### WORK TO BE COMPLETED
Extract all lines in the data that contain the word "price".
-- Start of SUPPLIED MATERIAL --
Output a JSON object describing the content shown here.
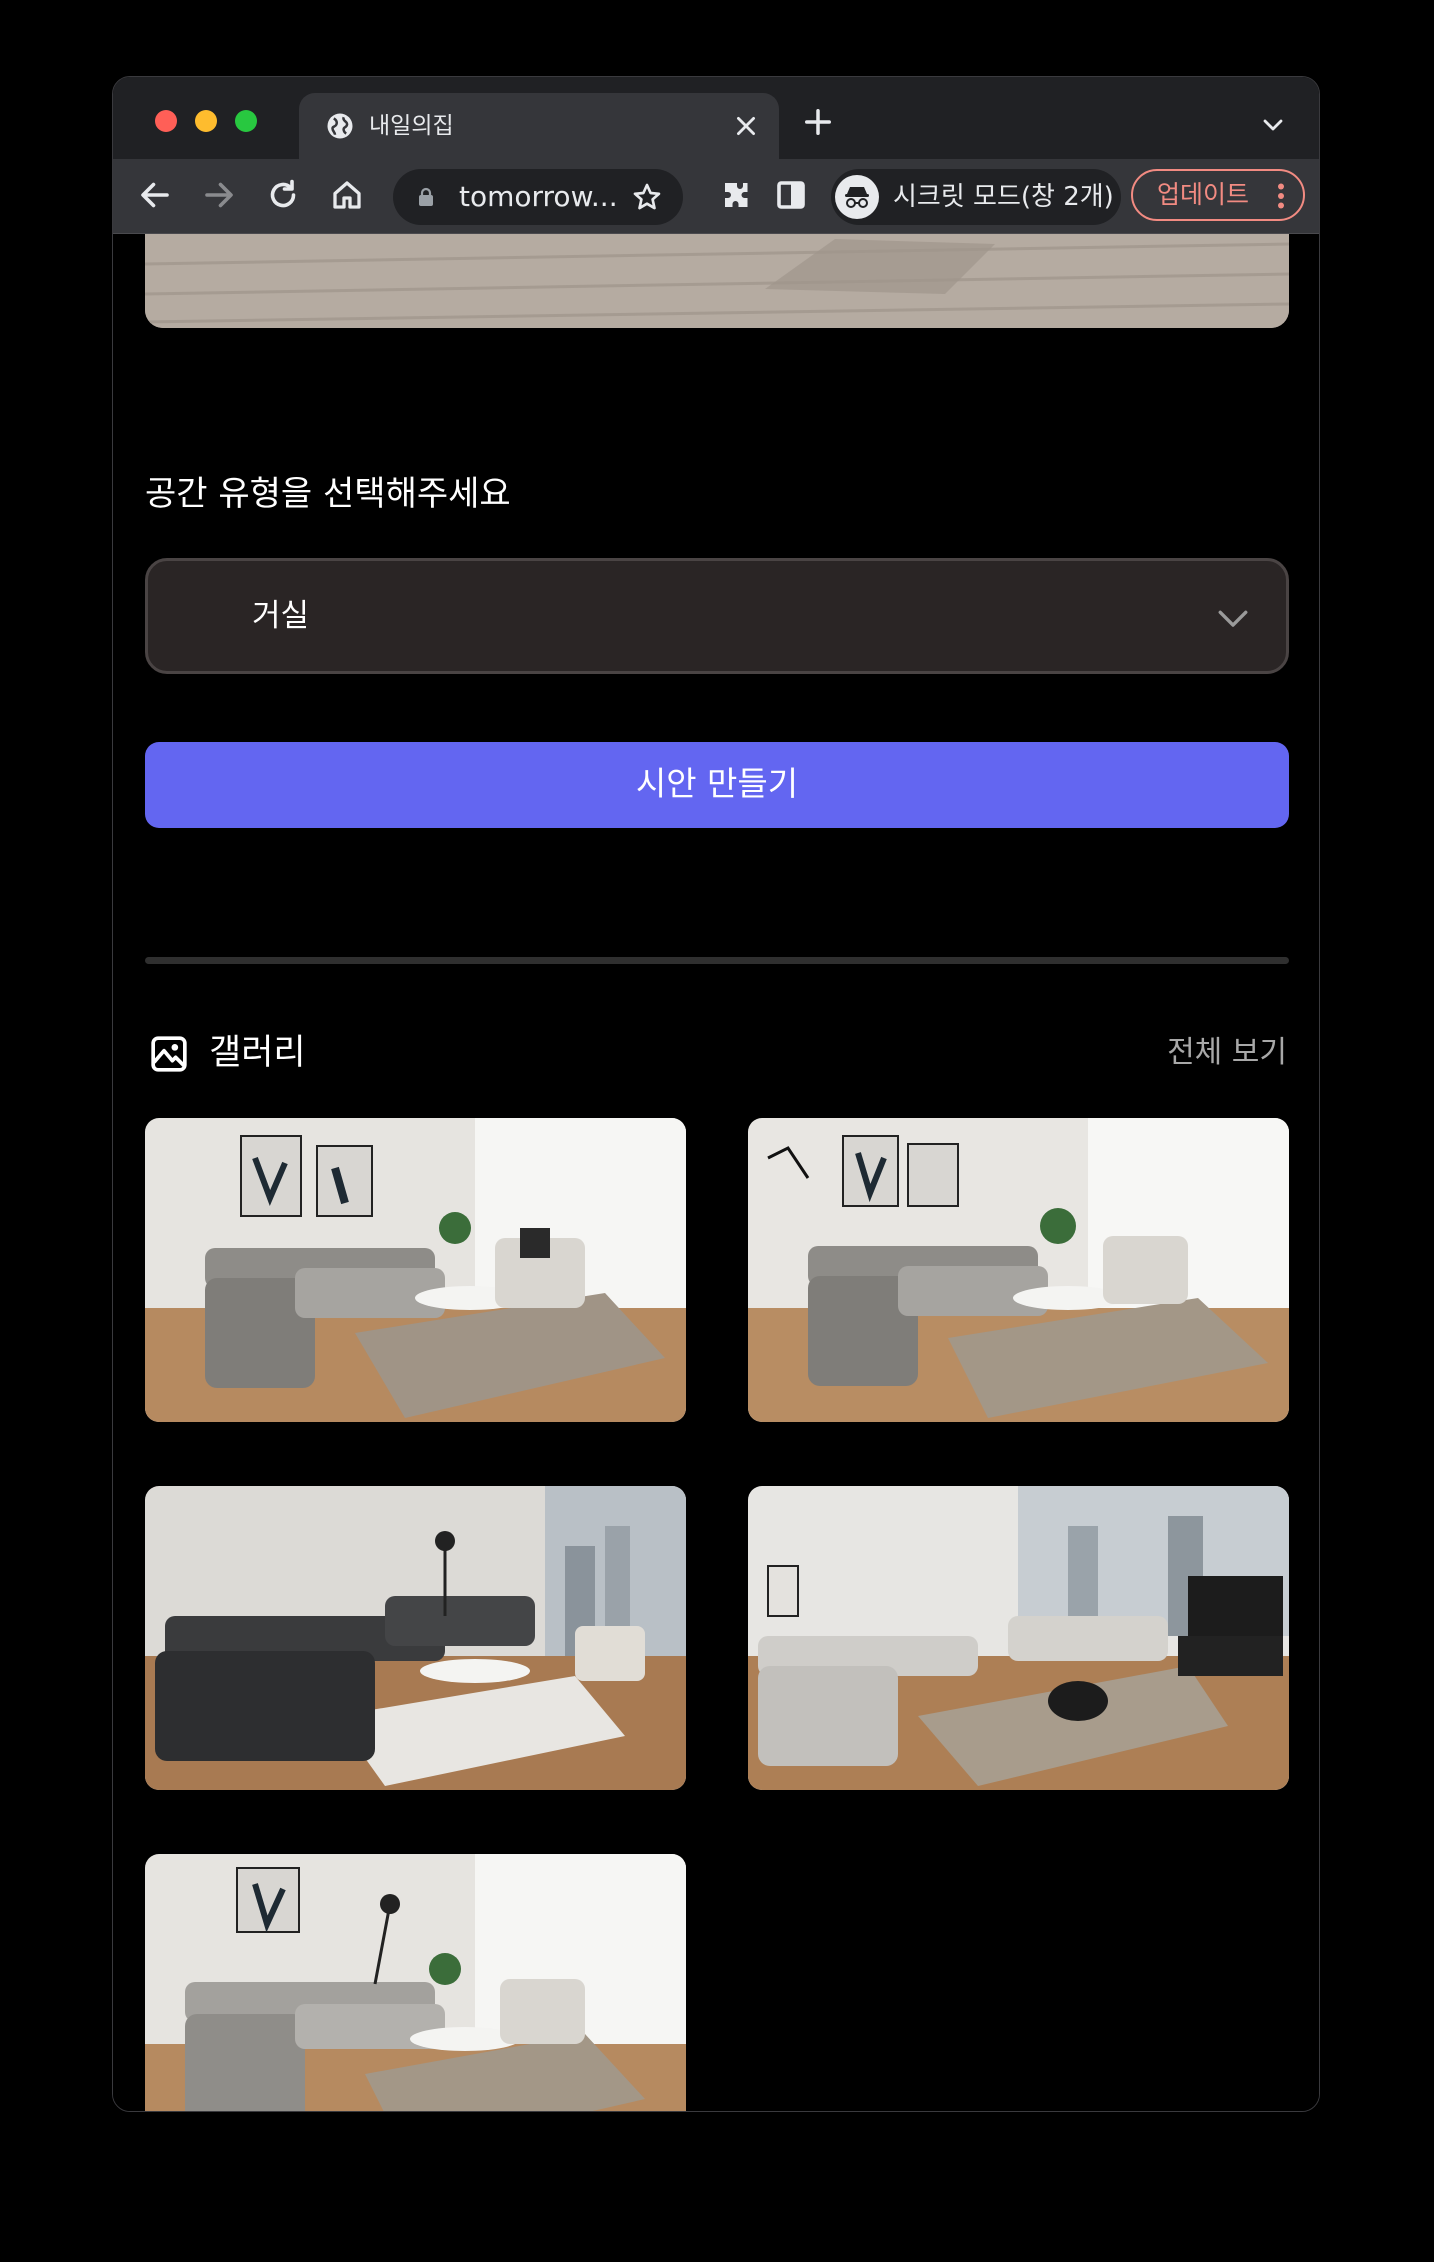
{
  "browser": {
    "tab_title": "내일의집",
    "url": "tomorrow...",
    "incognito_label": "시크릿 모드(창 2개)",
    "update_label": "업데이트"
  },
  "form": {
    "space_type_label": "공간 유형을 선택해주세요",
    "space_type_value": "거실",
    "create_button": "시안 만들기"
  },
  "gallery": {
    "title": "갤러리",
    "see_all": "전체 보기",
    "items": [
      {
        "style": "gray-sectional-art"
      },
      {
        "style": "gray-sectional-art-2"
      },
      {
        "style": "dark-sectional-city"
      },
      {
        "style": "light-sectional-tv"
      },
      {
        "style": "gray-sectional-art-3"
      }
    ]
  },
  "colors": {
    "accent": "#6366f1",
    "update_accent": "#f28b82",
    "select_bg": "#2a2525"
  },
  "icons": [
    "globe-icon",
    "close-icon",
    "plus-icon",
    "chevron-down-icon",
    "back-icon",
    "forward-icon",
    "reload-icon",
    "home-icon",
    "lock-icon",
    "star-icon",
    "extensions-icon",
    "side-panel-icon",
    "incognito-icon",
    "kebab-menu-icon",
    "image-icon"
  ]
}
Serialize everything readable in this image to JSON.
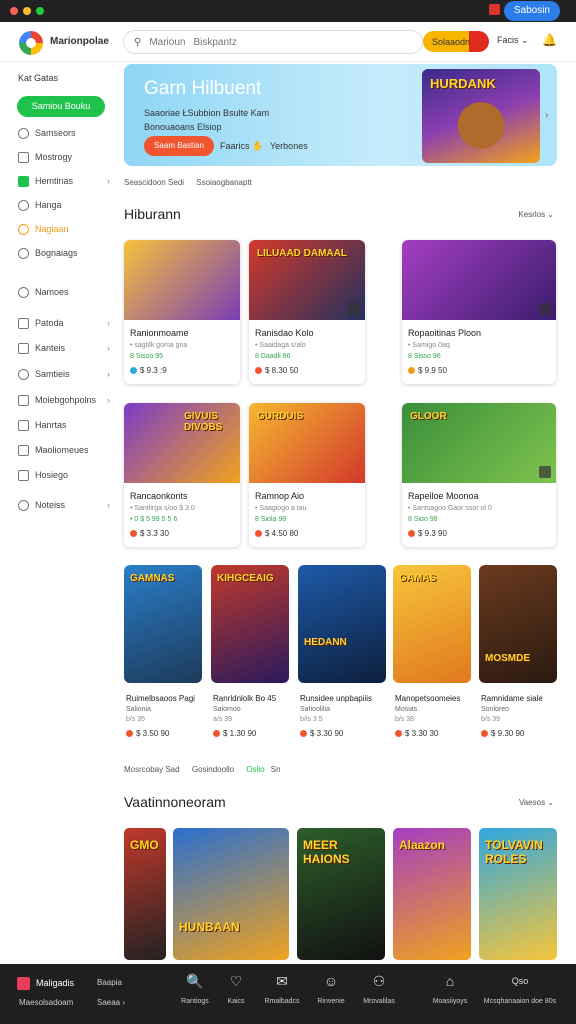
{
  "titlebar": {
    "button": "Sabosin"
  },
  "header": {
    "brand": "Marionpolae",
    "search_placeholder": "Marioun",
    "search_hint": "Biskpantz",
    "pill_label": "Solaaodn",
    "menu_label": "Facis",
    "menu_chevron": "⌄",
    "bell": "🔔"
  },
  "sidebar": {
    "heading": "Kat Gatas",
    "cta": "Samiou Bouku",
    "items": [
      {
        "label": "Samseors",
        "chev": ""
      },
      {
        "label": "Mostrogy",
        "chev": ""
      },
      {
        "label": "Hemtinas",
        "chev": "›"
      },
      {
        "label": "Hanga",
        "chev": ""
      },
      {
        "label": "Nagiaan",
        "chev": ""
      },
      {
        "label": "Bognaiags",
        "chev": ""
      },
      {
        "label": "Namoes",
        "chev": ""
      },
      {
        "label": "Patoda",
        "chev": "›"
      },
      {
        "label": "Kanteis",
        "chev": "›"
      },
      {
        "label": "Samtieis",
        "chev": "›"
      },
      {
        "label": "Moiebgohpolns",
        "chev": "›"
      },
      {
        "label": "Hanrtas",
        "chev": ""
      },
      {
        "label": "Maoliomeues",
        "chev": ""
      },
      {
        "label": "Hosiego",
        "chev": ""
      },
      {
        "label": "Noteiss",
        "chev": "›"
      }
    ]
  },
  "hero": {
    "title": "Garn Hilbuent",
    "line1": "Saaoriae ŁSubbion  Bsulte  Kam",
    "line2": "Bonouaoans Elsiop",
    "button": "Saam Bastian",
    "link1": "Faarics",
    "link1_icon": "✋",
    "link2": "Yerbones",
    "art_label": "HURDANK",
    "arrow": "›"
  },
  "breadcrumb": [
    "Seascidoon Sedi",
    "Ssoiaogbanaptt"
  ],
  "section1": {
    "title": "Hiburann",
    "more": "Kesrlos ⌄"
  },
  "row1": [
    {
      "title": "Ranionmoame",
      "meta1": "• sagtilk goma gna",
      "meta2": "8 Sisoo 95",
      "price": "$ 9.3 :9",
      "thumb_label": "",
      "c1": "#f6c23a",
      "c2": "#7a3db5",
      "dot": "#2ea7e0"
    },
    {
      "title": "Ranisdao Kolo",
      "meta1": "• Saaidaga s/alo",
      "meta2": "8 Daadli 96",
      "price": "$ 8.30 50",
      "thumb_label": "LILUAAD DAMAAL",
      "c1": "#d2392b",
      "c2": "#23305e",
      "dot": "#f0552f"
    },
    {
      "title": "Ropaoitinas Ploon",
      "meta1": "• Samigo 0aq",
      "meta2": "8 Sisso 96",
      "price": "$ 9.9 50",
      "thumb_label": "",
      "c1": "#a43ec2",
      "c2": "#3a1d6e",
      "dot": "#f39a1e"
    }
  ],
  "row2": [
    {
      "title": "Rancaonkonts",
      "meta1": "• Santlirga s/oo $ 3.0",
      "meta2": "• 0 $ 5 99 5 5 6",
      "price": "$ 3.3 30",
      "thumb_label": "GIVUIS DIVOBS",
      "c1": "#7c3cc7",
      "c2": "#f0a21e",
      "dot": "#f0552f"
    },
    {
      "title": "Ramnop Aio",
      "meta1": "• Saagiogo a tau",
      "meta2": "8 Siola 98",
      "price": "$ 4.50 80",
      "thumb_label": "GURDUIS",
      "c1": "#f5b731",
      "c2": "#d2392b",
      "dot": "#f0552f"
    },
    {
      "title": "Rapeiloe Moonoa",
      "meta1": "• Santsagoo Gaor ssor ol 0",
      "meta2": "8 Sioo 98",
      "price": "$ 9.3 90",
      "thumb_label": "GLOOR",
      "c1": "#3a8f3a",
      "c2": "#7fc34f",
      "dot": "#f0552f"
    }
  ],
  "row3": [
    {
      "title": "Ruimelbsaoos Pagi",
      "meta1": "Salionia",
      "meta1b": "b/s 35",
      "price": "$ 3.50 90",
      "thumb_label": "GAMNAS",
      "c1": "#2a7ec9",
      "c2": "#1d3a5a",
      "dot": "#f0552f"
    },
    {
      "title": "Ranrldnlolk Bo 45",
      "meta1": "Salomoo",
      "meta1b": "a/s 39",
      "price": "$ 1.30 90",
      "thumb_label": "KIHGCEAIG",
      "c1": "#c0392b",
      "c2": "#2a1a5e",
      "dot": "#f0552f"
    },
    {
      "title": "Runsidee unpbapiiis",
      "meta1": "Safioolilia",
      "meta1b": "b/is 3 5",
      "price": "$ 3.30 90",
      "thumb_label": "HEDANN",
      "c1": "#1e5aa8",
      "c2": "#0d1f3d",
      "dot": "#f0552f"
    },
    {
      "title": "Manopetsoomeies",
      "meta1": "Mosias",
      "meta1b": "b/s 38",
      "price": "$ 3.30 30",
      "thumb_label": "GAMAS",
      "c1": "#f7c53a",
      "c2": "#e0791e",
      "dot": "#f0552f"
    },
    {
      "title": "Ramnidame siale",
      "meta1": "Sonloreo",
      "meta1b": "b/s 39",
      "price": "$ 9.30 90",
      "thumb_label": "MOSMDE",
      "c1": "#6b3a1e",
      "c2": "#2a1a10",
      "dot": "#f0552f"
    }
  ],
  "crumb2": [
    "Mosrcobay Sad",
    "Gosindoollo",
    "Oslio",
    "Sn"
  ],
  "section2": {
    "title": "Vaatinnoneoram",
    "more": "Vaesos ⌄"
  },
  "row4": [
    {
      "thumb_label": "GMO",
      "c1": "#c0392b",
      "c2": "#222"
    },
    {
      "thumb_label": "HUNBAAN",
      "c1": "#2a6fd0",
      "c2": "#f0a21e"
    },
    {
      "thumb_label": "MEER HAIONS",
      "c1": "#2d5e2a",
      "c2": "#111"
    },
    {
      "thumb_label": "Alaazon",
      "c1": "#a43ec2",
      "c2": "#f0a21e"
    },
    {
      "thumb_label": "TOLVAVIN ROLES",
      "c1": "#2ea7e0",
      "c2": "#f7c53a"
    }
  ],
  "bottombar": {
    "brand": "Maligadis",
    "sub": "Maesolsadoam",
    "col2": "Baapia",
    "col2b": "Saeaa ›",
    "items": [
      {
        "icon": "🔍",
        "label": "Rantiogs"
      },
      {
        "icon": "♡",
        "label": "Kaics"
      },
      {
        "icon": "✉",
        "label": "Rmalbadcs"
      },
      {
        "icon": "☺",
        "label": "Rinvenie"
      },
      {
        "icon": "⚇",
        "label": "Mrovalilas"
      },
      {
        "icon": "⌂",
        "label": "Moasiiyoys"
      },
      {
        "icon": "Qso",
        "label": "Mcsqhanaaion doe 80s"
      }
    ]
  },
  "colors": {
    "accent_green": "#1fc24a",
    "accent_orange": "#f0552f",
    "brand_blue": "#2b7de9"
  }
}
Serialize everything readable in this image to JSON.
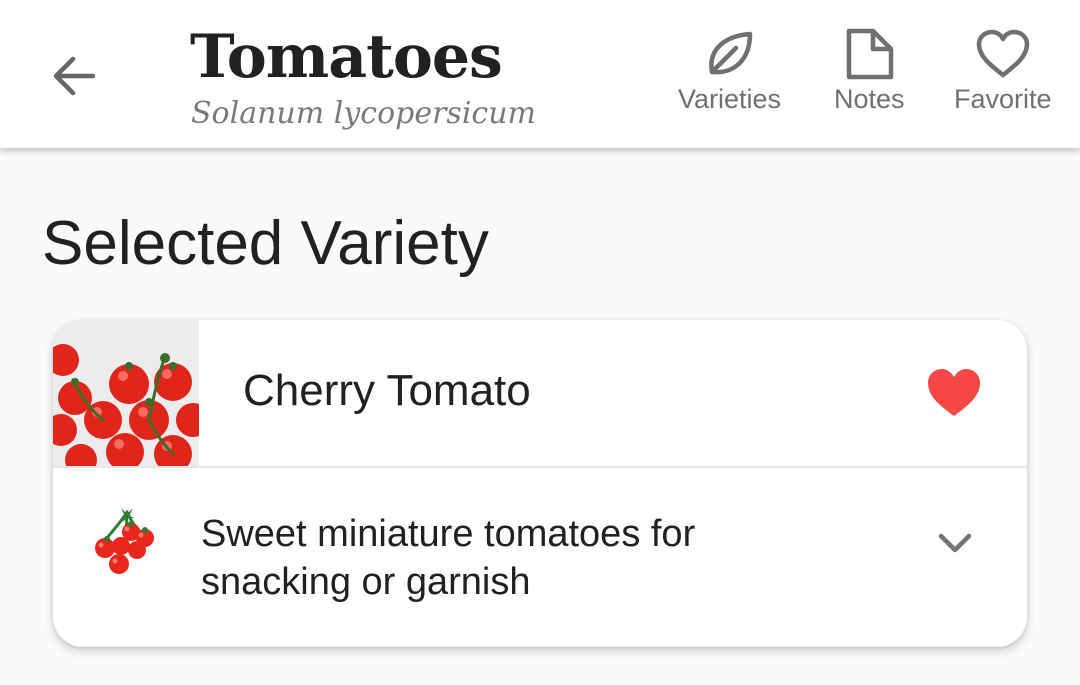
{
  "header": {
    "title": "Tomatoes",
    "subtitle": "Solanum lycopersicum",
    "back_icon": "arrow-left-icon",
    "actions": [
      {
        "label": "Varieties",
        "icon": "leaf-icon"
      },
      {
        "label": "Notes",
        "icon": "note-icon"
      },
      {
        "label": "Favorite",
        "icon": "heart-outline-icon"
      }
    ]
  },
  "section": {
    "heading": "Selected Variety"
  },
  "variety": {
    "name": "Cherry Tomato",
    "description": "Sweet miniature tomatoes for snacking or garnish",
    "favorited": true,
    "thumbnail_icon": "cherry-tomatoes-photo",
    "description_icon": "cherry-tomato-cluster-icon",
    "expand_icon": "chevron-down-icon"
  },
  "colors": {
    "favorite_heart": "#f44747",
    "icon_gray": "#707070",
    "tomato_red": "#e8261b"
  }
}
-- End of SUPPLIED MATERIAL --
### FINAL RESULT
      "price": "$ 9.3 :9",
      "price": "$ 8.30 50",
      "price": "$ 9.9 50",
      "price": "$ 3.3 30",
      "price": "$ 4.50 80",
      "price": "$ 9.3 90",
      "price": "$ 3.50 90",
      "price": "$ 1.30 90",
      "price": "$ 3.30 90",
      "price": "$ 3.30 30",
      "price": "$ 9.30 90",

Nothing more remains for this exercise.